_AIM_:
Reproduce every entry exactly.

_RECORD EXCERPTS_:
---+---
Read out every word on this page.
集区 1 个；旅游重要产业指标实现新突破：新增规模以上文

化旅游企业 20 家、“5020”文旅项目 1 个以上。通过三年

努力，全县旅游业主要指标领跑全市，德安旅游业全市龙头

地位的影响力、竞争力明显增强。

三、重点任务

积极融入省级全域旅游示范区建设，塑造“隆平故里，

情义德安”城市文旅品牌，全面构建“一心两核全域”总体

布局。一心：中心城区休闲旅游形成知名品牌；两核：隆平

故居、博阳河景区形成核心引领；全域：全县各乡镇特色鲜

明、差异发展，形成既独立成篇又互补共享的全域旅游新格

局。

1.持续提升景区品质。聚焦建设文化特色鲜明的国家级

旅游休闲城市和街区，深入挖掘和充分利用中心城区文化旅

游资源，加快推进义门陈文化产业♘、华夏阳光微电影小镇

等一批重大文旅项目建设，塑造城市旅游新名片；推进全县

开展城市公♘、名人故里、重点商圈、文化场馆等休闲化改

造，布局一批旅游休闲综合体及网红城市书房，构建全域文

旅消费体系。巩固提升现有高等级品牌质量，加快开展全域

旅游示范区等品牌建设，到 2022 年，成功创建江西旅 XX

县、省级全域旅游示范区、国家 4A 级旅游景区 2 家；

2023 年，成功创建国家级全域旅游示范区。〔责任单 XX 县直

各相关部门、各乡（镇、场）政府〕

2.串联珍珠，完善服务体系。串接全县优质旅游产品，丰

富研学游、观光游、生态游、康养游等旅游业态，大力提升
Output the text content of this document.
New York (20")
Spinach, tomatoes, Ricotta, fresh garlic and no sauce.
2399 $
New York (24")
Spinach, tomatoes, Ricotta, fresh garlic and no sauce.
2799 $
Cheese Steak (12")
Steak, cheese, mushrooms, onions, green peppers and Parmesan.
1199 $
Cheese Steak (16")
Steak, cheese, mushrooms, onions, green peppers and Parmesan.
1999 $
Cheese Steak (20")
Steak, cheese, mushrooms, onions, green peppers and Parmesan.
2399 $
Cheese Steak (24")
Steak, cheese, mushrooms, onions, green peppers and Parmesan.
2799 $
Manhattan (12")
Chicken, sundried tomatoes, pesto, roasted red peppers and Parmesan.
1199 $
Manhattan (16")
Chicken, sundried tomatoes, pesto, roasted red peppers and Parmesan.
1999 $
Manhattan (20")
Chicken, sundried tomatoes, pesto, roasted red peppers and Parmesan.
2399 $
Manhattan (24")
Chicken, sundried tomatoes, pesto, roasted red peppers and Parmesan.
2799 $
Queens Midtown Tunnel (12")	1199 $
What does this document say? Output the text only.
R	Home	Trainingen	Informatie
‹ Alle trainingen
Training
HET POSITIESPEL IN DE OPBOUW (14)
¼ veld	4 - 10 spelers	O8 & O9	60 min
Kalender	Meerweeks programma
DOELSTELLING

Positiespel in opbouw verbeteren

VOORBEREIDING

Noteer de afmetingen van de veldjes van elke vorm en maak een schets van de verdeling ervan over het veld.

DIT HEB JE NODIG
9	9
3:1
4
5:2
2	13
---+---
_ANSWER_:
Read out every word on this page.
集区 1 个；旅游重要产业指标实现新突破：新增规模以上文

化旅游企业 20 家、“5020”文旅项目 1 个以上。通过三年

努力，全县旅游业主要指标领跑全市，德安旅游业全市龙头

地位的影响力、竞争力明显增强。

三、重点任务

积极融入省级全域旅游示范区建设，塑造“隆平故里，

情义德安”城市文旅品牌，全面构建“一心两核全域”总体

布局。一心：中心城区休闲旅游形成知名品牌；两核：隆平

故居、博阳河景区形成核心引领；全域：全县各乡镇特色鲜

明、差异发展，形成既独立成篇又互补共享的全域旅游新格

局。

1.持续提升景区品质。聚焦建设文化特色鲜明的国家级

旅游休闲城市和街区，深入挖掘和充分利用中心城区文化旅

游资源，加快推进义门陈文化产业♘、华夏阳光微电影小镇

等一批重大文旅项目建设，塑造城市旅游新名片；推进全县

开展城市公♘、名人故里、重点商圈、文化场馆等休闲化改

造，布局一批旅游休闲综合体及网红城市书房，构建全域文

旅消费体系。巩固提升现有高等级品牌质量，加快开展全域

旅游示范区等品牌建设，到 2022 年，成功创建江西旅 XX

县、省级全域旅游示范区、国家 4A 级旅游景区 2 家；

2023 年，成功创建国家级全域旅游示范区。〔责任单 XX 县直

各相关部门、各乡（镇、场）政府〕

2.串联珍珠，完善服务体系。串接全县优质旅游产品，丰

富研学游、观光游、生态游、康养游等旅游业态，大力提升
Output the text content of this document.
New York (20")
Spinach, tomatoes, Ricotta, fresh garlic and no sauce.
2399 $
New York (24")
Spinach, tomatoes, Ricotta, fresh garlic and no sauce.
2799 $
Cheese Steak (12")
Steak, cheese, mushrooms, onions, green peppers and Parmesan.
1199 $
Cheese Steak (16")
Steak, cheese, mushrooms, onions, green peppers and Parmesan.
1999 $
Cheese Steak (20")
Steak, cheese, mushrooms, onions, green peppers and Parmesan.
2399 $
Cheese Steak (24")
Steak, cheese, mushrooms, onions, green peppers and Parmesan.
2799 $
Manhattan (12")
Chicken, sundried tomatoes, pesto, roasted red peppers and Parmesan.
1199 $
Manhattan (16")
Chicken, sundried tomatoes, pesto, roasted red peppers and Parmesan.
1999 $
Manhattan (20")
Chicken, sundried tomatoes, pesto, roasted red peppers and Parmesan.
2399 $
Manhattan (24")
Chicken, sundried tomatoes, pesto, roasted red peppers and Parmesan.
2799 $
Queens Midtown Tunnel (12")	1199 $
What does this document say? Output the text only.
R	Home	Trainingen	Informatie
‹ Alle trainingen
Training
HET POSITIESPEL IN DE OPBOUW (14)
¼ veld	4 - 10 spelers	O8 & O9	60 min
Kalender	Meerweeks programma
DOELSTELLING

Positiespel in opbouw verbeteren

VOORBEREIDING

Noteer de afmetingen van de veldjes van elke vorm en maak een schets van de verdeling ervan over het veld.

DIT HEB JE NODIG
9	9
3:1
4
5:2
2	13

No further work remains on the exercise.